### SUPPLIED ENTRIES

-- begin --

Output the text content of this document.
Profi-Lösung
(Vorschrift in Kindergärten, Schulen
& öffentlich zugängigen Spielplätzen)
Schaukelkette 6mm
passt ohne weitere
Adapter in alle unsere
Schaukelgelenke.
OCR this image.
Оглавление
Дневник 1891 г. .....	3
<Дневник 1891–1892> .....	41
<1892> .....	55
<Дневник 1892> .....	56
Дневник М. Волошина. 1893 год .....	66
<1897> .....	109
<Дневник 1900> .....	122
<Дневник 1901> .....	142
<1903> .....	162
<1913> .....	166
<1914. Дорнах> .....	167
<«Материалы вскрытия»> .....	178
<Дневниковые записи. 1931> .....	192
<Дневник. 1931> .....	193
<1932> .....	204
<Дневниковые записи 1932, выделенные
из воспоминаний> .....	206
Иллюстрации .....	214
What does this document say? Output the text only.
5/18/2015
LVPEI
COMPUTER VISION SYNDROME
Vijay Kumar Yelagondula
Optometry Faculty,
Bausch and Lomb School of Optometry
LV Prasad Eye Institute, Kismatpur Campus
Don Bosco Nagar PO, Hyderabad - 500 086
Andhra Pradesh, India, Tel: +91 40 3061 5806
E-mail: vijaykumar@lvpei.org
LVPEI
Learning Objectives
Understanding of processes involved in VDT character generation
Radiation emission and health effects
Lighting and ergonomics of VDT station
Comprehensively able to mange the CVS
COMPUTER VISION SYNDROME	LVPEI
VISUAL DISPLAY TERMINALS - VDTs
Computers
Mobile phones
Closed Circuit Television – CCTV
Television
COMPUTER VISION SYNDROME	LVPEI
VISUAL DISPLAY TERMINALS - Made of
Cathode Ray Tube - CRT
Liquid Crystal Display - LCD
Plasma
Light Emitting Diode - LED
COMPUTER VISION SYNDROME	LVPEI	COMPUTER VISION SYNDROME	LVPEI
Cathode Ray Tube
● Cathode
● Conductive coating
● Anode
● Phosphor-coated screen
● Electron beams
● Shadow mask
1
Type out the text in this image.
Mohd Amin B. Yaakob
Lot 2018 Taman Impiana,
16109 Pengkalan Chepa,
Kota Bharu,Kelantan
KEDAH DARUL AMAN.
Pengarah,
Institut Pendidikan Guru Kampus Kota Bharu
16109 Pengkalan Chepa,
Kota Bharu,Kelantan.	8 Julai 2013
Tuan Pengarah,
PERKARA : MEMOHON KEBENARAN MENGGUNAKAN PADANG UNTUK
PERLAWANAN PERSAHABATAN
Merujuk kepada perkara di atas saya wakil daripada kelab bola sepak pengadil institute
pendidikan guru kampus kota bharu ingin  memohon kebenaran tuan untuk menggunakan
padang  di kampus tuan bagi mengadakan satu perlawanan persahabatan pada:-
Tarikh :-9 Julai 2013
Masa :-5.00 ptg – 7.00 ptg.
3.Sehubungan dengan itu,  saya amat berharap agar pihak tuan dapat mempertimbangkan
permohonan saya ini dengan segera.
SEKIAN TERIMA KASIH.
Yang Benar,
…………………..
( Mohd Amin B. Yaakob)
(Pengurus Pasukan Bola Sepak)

-- end --

### REQUIREMENTS
Search the lines above for the string "Cathode", then show every one that has it.

### SOLUTION FOR THIS PROBLEM
Cathode Ray Tube - CRT
Cathode Ray Tube
● Cathode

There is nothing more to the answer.